→ **Problem details**: Say how many lines in the data below contain the word "counts", and give no other text.

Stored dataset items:
<<<<
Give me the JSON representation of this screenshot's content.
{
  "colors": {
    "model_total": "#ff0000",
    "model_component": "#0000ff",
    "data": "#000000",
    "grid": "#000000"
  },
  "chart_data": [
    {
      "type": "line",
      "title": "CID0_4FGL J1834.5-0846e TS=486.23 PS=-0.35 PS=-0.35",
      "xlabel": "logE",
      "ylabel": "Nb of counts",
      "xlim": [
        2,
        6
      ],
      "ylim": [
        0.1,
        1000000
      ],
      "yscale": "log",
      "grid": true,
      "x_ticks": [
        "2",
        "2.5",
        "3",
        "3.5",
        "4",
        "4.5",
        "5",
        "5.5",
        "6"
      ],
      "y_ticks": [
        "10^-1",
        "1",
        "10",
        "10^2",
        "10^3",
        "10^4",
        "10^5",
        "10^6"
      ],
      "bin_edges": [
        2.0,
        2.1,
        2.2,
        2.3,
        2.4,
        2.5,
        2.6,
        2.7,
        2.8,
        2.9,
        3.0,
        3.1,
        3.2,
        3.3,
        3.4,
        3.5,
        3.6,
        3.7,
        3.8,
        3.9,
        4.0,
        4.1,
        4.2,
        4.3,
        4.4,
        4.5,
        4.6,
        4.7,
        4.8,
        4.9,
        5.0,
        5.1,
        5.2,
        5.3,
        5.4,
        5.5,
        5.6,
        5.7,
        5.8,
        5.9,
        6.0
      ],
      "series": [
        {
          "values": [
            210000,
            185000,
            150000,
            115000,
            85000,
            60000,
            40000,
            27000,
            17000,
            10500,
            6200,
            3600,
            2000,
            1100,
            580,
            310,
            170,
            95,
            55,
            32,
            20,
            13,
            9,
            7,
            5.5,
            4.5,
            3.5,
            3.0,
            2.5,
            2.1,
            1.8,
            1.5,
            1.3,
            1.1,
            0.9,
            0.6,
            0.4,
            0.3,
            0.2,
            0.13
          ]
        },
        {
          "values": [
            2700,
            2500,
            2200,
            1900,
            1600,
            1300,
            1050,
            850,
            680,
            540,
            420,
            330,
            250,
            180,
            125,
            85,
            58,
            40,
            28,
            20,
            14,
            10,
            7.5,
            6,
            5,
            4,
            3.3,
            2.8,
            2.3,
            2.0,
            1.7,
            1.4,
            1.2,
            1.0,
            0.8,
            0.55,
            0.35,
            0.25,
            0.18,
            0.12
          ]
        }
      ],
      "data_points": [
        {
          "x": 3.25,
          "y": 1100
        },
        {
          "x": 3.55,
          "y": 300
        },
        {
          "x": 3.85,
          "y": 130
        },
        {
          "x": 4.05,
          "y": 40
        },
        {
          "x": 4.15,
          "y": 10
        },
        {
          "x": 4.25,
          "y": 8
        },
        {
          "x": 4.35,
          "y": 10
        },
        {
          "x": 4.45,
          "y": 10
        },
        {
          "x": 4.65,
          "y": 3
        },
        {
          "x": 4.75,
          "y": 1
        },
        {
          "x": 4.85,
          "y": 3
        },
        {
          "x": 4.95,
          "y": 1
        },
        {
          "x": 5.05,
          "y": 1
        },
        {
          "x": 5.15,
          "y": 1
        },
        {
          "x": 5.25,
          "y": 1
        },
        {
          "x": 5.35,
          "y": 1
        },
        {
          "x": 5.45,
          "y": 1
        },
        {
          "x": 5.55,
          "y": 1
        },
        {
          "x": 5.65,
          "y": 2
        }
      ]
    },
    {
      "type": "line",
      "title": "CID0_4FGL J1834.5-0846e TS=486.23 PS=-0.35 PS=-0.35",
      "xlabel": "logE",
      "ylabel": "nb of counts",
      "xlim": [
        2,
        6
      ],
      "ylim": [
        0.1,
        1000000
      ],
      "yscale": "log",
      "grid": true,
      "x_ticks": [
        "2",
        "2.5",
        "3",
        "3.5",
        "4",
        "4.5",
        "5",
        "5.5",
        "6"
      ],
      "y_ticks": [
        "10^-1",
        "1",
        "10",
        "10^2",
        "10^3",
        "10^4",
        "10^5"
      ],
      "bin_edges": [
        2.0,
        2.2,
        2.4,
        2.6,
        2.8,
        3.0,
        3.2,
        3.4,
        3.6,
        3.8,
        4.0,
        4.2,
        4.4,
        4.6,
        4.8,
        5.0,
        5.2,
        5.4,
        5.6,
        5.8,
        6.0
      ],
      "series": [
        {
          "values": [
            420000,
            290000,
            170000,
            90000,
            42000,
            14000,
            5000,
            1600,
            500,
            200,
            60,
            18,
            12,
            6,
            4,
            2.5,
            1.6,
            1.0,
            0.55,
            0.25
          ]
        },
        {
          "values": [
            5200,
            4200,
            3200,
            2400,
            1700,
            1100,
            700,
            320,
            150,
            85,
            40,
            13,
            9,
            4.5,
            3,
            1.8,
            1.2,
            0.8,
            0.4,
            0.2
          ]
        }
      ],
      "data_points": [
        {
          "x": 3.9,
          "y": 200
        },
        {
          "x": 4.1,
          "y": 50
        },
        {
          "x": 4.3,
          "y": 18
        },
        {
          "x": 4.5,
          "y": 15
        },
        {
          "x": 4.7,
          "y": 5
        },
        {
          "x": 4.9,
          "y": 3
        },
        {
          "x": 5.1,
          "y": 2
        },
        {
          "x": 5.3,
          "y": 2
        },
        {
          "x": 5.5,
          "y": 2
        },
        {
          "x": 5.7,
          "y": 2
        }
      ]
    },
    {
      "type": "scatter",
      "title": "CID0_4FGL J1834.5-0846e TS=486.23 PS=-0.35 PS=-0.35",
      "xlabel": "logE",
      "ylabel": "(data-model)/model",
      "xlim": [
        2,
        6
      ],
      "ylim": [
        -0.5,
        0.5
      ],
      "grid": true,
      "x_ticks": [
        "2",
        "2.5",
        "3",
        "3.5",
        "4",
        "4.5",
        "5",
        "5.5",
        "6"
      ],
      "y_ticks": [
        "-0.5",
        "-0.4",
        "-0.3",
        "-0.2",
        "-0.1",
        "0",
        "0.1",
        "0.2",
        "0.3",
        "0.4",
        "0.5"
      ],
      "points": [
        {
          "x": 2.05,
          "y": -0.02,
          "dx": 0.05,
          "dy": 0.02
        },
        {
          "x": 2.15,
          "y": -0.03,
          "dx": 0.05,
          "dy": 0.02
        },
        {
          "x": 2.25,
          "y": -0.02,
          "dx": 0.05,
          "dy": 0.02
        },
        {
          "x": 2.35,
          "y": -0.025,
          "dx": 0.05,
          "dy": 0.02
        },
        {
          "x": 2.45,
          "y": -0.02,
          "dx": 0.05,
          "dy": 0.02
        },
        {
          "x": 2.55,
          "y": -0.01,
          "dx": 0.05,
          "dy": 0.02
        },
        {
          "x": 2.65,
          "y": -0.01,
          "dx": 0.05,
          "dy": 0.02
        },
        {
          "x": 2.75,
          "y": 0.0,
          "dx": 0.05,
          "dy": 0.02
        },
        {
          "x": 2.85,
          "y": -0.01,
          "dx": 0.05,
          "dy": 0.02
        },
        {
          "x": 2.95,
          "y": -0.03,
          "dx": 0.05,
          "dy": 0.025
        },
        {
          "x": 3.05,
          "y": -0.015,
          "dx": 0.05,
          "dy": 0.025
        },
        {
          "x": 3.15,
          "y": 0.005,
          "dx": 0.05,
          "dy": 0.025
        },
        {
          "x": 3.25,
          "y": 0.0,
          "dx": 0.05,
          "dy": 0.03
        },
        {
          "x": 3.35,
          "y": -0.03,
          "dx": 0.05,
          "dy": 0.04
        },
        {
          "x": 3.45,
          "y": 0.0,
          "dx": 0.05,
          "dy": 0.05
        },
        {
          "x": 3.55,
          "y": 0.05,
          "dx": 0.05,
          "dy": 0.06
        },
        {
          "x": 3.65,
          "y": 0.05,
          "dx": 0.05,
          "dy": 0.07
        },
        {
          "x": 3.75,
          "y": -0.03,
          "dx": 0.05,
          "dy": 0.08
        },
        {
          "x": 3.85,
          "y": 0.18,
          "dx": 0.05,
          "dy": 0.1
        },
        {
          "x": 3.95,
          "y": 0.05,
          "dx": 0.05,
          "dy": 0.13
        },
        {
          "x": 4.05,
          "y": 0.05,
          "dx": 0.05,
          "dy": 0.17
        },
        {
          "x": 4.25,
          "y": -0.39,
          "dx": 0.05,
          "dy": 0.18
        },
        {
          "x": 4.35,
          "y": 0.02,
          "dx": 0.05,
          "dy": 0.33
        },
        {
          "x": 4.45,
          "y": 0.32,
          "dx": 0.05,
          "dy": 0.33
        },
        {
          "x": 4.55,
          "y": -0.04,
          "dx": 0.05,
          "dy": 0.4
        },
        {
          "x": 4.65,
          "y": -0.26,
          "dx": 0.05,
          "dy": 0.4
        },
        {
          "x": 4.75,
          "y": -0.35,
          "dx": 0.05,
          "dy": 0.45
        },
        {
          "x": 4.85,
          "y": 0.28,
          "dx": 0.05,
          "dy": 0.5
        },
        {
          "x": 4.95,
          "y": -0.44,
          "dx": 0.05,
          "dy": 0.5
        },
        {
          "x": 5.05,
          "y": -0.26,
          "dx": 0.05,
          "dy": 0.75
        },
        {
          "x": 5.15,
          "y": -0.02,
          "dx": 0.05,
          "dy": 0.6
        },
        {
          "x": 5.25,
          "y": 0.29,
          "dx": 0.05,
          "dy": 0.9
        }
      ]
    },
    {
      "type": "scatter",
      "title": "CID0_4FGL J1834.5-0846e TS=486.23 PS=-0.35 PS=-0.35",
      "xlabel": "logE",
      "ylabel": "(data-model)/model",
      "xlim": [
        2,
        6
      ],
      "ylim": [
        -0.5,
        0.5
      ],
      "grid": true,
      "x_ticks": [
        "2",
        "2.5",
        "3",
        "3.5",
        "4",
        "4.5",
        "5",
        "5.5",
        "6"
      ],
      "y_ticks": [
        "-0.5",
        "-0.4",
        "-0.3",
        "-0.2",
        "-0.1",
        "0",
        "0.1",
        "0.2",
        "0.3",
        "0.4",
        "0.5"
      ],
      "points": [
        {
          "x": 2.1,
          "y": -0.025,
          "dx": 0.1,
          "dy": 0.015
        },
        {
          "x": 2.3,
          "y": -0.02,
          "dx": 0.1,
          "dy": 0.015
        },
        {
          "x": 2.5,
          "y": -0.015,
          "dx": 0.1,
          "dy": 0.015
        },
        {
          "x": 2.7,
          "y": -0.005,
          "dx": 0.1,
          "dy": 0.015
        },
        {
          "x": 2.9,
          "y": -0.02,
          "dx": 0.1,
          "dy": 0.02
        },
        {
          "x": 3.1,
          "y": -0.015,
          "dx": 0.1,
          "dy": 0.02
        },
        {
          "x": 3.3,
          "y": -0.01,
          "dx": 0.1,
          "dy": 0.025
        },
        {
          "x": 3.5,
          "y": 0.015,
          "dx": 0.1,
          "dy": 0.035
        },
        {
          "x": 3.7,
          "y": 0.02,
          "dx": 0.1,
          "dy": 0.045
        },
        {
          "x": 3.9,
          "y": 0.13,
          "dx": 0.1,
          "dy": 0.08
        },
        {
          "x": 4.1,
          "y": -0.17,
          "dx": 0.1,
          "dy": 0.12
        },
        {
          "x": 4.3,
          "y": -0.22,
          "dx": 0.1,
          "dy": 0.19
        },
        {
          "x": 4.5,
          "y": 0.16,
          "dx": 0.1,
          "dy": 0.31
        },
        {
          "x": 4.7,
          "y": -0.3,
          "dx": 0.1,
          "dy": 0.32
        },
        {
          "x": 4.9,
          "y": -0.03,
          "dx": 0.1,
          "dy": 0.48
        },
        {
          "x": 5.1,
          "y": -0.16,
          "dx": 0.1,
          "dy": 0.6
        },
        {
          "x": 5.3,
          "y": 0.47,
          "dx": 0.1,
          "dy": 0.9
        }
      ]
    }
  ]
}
>>>>
→ **Complete answer**: 2